Stated exercise —
Write every record out again exactly as given.

Dataset records —
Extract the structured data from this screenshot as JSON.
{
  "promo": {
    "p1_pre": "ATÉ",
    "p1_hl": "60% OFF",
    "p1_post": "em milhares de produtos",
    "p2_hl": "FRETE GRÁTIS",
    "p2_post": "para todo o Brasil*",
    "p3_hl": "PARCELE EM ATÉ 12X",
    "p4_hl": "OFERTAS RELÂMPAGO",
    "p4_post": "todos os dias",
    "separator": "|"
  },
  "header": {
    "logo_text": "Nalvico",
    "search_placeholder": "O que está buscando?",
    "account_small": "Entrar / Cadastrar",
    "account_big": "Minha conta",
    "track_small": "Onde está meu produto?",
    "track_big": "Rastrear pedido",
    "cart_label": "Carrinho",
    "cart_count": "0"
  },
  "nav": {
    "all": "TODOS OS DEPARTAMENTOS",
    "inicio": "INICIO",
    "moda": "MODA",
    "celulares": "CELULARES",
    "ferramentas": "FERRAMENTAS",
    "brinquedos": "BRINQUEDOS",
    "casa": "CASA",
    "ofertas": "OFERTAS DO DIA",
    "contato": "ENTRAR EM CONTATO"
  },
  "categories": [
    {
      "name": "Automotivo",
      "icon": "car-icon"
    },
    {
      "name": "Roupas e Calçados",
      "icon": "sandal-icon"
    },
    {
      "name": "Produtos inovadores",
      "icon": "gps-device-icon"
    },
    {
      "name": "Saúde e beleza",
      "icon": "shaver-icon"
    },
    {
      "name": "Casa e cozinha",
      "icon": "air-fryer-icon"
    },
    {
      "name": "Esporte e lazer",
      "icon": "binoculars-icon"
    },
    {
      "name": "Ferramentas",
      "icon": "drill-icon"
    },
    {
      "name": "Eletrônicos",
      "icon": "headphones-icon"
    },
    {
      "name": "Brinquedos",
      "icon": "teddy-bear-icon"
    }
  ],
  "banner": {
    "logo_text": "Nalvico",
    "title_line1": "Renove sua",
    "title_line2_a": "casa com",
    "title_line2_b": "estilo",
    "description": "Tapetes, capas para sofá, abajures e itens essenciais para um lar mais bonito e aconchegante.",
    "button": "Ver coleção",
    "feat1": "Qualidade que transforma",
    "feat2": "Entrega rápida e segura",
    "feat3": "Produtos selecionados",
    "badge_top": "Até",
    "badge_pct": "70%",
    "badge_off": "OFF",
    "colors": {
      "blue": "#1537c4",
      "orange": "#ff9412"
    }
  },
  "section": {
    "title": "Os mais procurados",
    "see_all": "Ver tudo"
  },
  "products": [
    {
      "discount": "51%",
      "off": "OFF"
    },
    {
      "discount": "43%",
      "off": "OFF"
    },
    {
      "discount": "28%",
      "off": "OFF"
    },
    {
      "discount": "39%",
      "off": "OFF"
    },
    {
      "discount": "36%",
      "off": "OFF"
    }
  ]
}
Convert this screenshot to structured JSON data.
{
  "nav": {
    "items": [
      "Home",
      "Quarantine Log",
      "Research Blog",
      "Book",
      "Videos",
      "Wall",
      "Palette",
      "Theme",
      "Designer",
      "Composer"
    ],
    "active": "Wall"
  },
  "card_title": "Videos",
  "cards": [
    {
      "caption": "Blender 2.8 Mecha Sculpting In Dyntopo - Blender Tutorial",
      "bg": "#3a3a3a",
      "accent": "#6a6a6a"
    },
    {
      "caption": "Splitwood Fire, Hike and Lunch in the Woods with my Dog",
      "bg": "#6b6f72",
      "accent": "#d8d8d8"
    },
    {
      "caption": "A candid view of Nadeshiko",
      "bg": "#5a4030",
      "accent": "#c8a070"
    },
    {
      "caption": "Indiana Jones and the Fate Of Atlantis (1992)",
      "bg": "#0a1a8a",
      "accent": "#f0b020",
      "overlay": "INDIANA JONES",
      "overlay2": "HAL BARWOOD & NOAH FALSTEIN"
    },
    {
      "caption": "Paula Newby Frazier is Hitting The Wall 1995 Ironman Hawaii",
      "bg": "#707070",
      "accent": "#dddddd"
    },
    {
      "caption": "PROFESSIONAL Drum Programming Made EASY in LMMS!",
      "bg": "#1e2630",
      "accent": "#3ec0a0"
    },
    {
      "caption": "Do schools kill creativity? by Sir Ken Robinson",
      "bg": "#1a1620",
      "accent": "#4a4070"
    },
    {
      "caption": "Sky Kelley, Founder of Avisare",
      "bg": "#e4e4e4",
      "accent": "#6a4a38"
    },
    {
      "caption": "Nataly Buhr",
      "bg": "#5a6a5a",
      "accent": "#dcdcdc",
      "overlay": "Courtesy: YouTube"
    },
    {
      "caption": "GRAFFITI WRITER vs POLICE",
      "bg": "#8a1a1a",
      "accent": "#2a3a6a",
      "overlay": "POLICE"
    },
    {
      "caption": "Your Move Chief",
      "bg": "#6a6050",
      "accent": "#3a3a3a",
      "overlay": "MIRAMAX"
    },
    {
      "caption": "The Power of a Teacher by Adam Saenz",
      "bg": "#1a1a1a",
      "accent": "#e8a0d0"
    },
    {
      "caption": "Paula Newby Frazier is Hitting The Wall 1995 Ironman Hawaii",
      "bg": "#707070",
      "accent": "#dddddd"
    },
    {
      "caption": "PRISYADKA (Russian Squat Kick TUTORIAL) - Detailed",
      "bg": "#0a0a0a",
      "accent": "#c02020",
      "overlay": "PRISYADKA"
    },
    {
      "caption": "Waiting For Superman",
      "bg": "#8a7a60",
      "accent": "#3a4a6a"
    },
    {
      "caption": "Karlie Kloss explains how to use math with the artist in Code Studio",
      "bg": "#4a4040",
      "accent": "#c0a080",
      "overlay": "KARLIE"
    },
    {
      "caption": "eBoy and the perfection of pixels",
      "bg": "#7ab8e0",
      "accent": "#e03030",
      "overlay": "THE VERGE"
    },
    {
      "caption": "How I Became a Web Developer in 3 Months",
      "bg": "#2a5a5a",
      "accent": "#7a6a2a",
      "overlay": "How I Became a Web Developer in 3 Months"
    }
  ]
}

Task solution —
Extract the structured data from this screenshot as JSON.
{
  "promo": {
    "p1_pre": "ATÉ",
    "p1_hl": "60% OFF",
    "p1_post": "em milhares de produtos",
    "p2_hl": "FRETE GRÁTIS",
    "p2_post": "para todo o Brasil*",
    "p3_hl": "PARCELE EM ATÉ 12X",
    "p4_hl": "OFERTAS RELÂMPAGO",
    "p4_post": "todos os dias",
    "separator": "|"
  },
  "header": {
    "logo_text": "Nalvico",
    "search_placeholder": "O que está buscando?",
    "account_small": "Entrar / Cadastrar",
    "account_big": "Minha conta",
    "track_small": "Onde está meu produto?",
    "track_big": "Rastrear pedido",
    "cart_label": "Carrinho",
    "cart_count": "0"
  },
  "nav": {
    "all": "TODOS OS DEPARTAMENTOS",
    "inicio": "INICIO",
    "moda": "MODA",
    "celulares": "CELULARES",
    "ferramentas": "FERRAMENTAS",
    "brinquedos": "BRINQUEDOS",
    "casa": "CASA",
    "ofertas": "OFERTAS DO DIA",
    "contato": "ENTRAR EM CONTATO"
  },
  "categories": [
    {
      "name": "Automotivo",
      "icon": "car-icon"
    },
    {
      "name": "Roupas e Calçados",
      "icon": "sandal-icon"
    },
    {
      "name": "Produtos inovadores",
      "icon": "gps-device-icon"
    },
    {
      "name": "Saúde e beleza",
      "icon": "shaver-icon"
    },
    {
      "name": "Casa e cozinha",
      "icon": "air-fryer-icon"
    },
    {
      "name": "Esporte e lazer",
      "icon": "binoculars-icon"
    },
    {
      "name": "Ferramentas",
      "icon": "drill-icon"
    },
    {
      "name": "Eletrônicos",
      "icon": "headphones-icon"
    },
    {
      "name": "Brinquedos",
      "icon": "teddy-bear-icon"
    }
  ],
  "banner": {
    "logo_text": "Nalvico",
    "title_line1": "Renove sua",
    "title_line2_a": "casa com",
    "title_line2_b": "estilo",
    "description": "Tapetes, capas para sofá, abajures e itens essenciais para um lar mais bonito e aconchegante.",
    "button": "Ver coleção",
    "feat1": "Qualidade que transforma",
    "feat2": "Entrega rápida e segura",
    "feat3": "Produtos selecionados",
    "badge_top": "Até",
    "badge_pct": "70%",
    "badge_off": "OFF",
    "colors": {
      "blue": "#1537c4",
      "orange": "#ff9412"
    }
  },
  "section": {
    "title": "Os mais procurados",
    "see_all": "Ver tudo"
  },
  "products": [
    {
      "discount": "51%",
      "off": "OFF"
    },
    {
      "discount": "43%",
      "off": "OFF"
    },
    {
      "discount": "28%",
      "off": "OFF"
    },
    {
      "discount": "39%",
      "off": "OFF"
    },
    {
      "discount": "36%",
      "off": "OFF"
    }
  ]
}
Convert this screenshot to structured JSON data.
{
  "nav": {
    "items": [
      "Home",
      "Quarantine Log",
      "Research Blog",
      "Book",
      "Videos",
      "Wall",
      "Palette",
      "Theme",
      "Designer",
      "Composer"
    ],
    "active": "Wall"
  },
  "card_title": "Videos",
  "cards": [
    {
      "caption": "Blender 2.8 Mecha Sculpting In Dyntopo - Blender Tutorial",
      "bg": "#3a3a3a",
      "accent": "#6a6a6a"
    },
    {
      "caption": "Splitwood Fire, Hike and Lunch in the Woods with my Dog",
      "bg": "#6b6f72",
      "accent": "#d8d8d8"
    },
    {
      "caption": "A candid view of Nadeshiko",
      "bg": "#5a4030",
      "accent": "#c8a070"
    },
    {
      "caption": "Indiana Jones and the Fate Of Atlantis (1992)",
      "bg": "#0a1a8a",
      "accent": "#f0b020",
      "overlay": "INDIANA JONES",
      "overlay2": "HAL BARWOOD & NOAH FALSTEIN"
    },
    {
      "caption": "Paula Newby Frazier is Hitting The Wall 1995 Ironman Hawaii",
      "bg": "#707070",
      "accent": "#dddddd"
    },
    {
      "caption": "PROFESSIONAL Drum Programming Made EASY in LMMS!",
      "bg": "#1e2630",
      "accent": "#3ec0a0"
    },
    {
      "caption": "Do schools kill creativity? by Sir Ken Robinson",
      "bg": "#1a1620",
      "accent": "#4a4070"
    },
    {
      "caption": "Sky Kelley, Founder of Avisare",
      "bg": "#e4e4e4",
      "accent": "#6a4a38"
    },
    {
      "caption": "Nataly Buhr",
      "bg": "#5a6a5a",
      "accent": "#dcdcdc",
      "overlay": "Courtesy: YouTube"
    },
    {
      "caption": "GRAFFITI WRITER vs POLICE",
      "bg": "#8a1a1a",
      "accent": "#2a3a6a",
      "overlay": "POLICE"
    },
    {
      "caption": "Your Move Chief",
      "bg": "#6a6050",
      "accent": "#3a3a3a",
      "overlay": "MIRAMAX"
    },
    {
      "caption": "The Power of a Teacher by Adam Saenz",
      "bg": "#1a1a1a",
      "accent": "#e8a0d0"
    },
    {
      "caption": "Paula Newby Frazier is Hitting The Wall 1995 Ironman Hawaii",
      "bg": "#707070",
      "accent": "#dddddd"
    },
    {
      "caption": "PRISYADKA (Russian Squat Kick TUTORIAL) - Detailed",
      "bg": "#0a0a0a",
      "accent": "#c02020",
      "overlay": "PRISYADKA"
    },
    {
      "caption": "Waiting For Superman",
      "bg": "#8a7a60",
      "accent": "#3a4a6a"
    },
    {
      "caption": "Karlie Kloss explains how to use math with the artist in Code Studio",
      "bg": "#4a4040",
      "accent": "#c0a080",
      "overlay": "KARLIE"
    },
    {
      "caption": "eBoy and the perfection of pixels",
      "bg": "#7ab8e0",
      "accent": "#e03030",
      "overlay": "THE VERGE"
    },
    {
      "caption": "How I Became a Web Developer in 3 Months",
      "bg": "#2a5a5a",
      "accent": "#7a6a2a",
      "overlay": "How I Became a Web Developer in 3 Months"
    }
  ]
}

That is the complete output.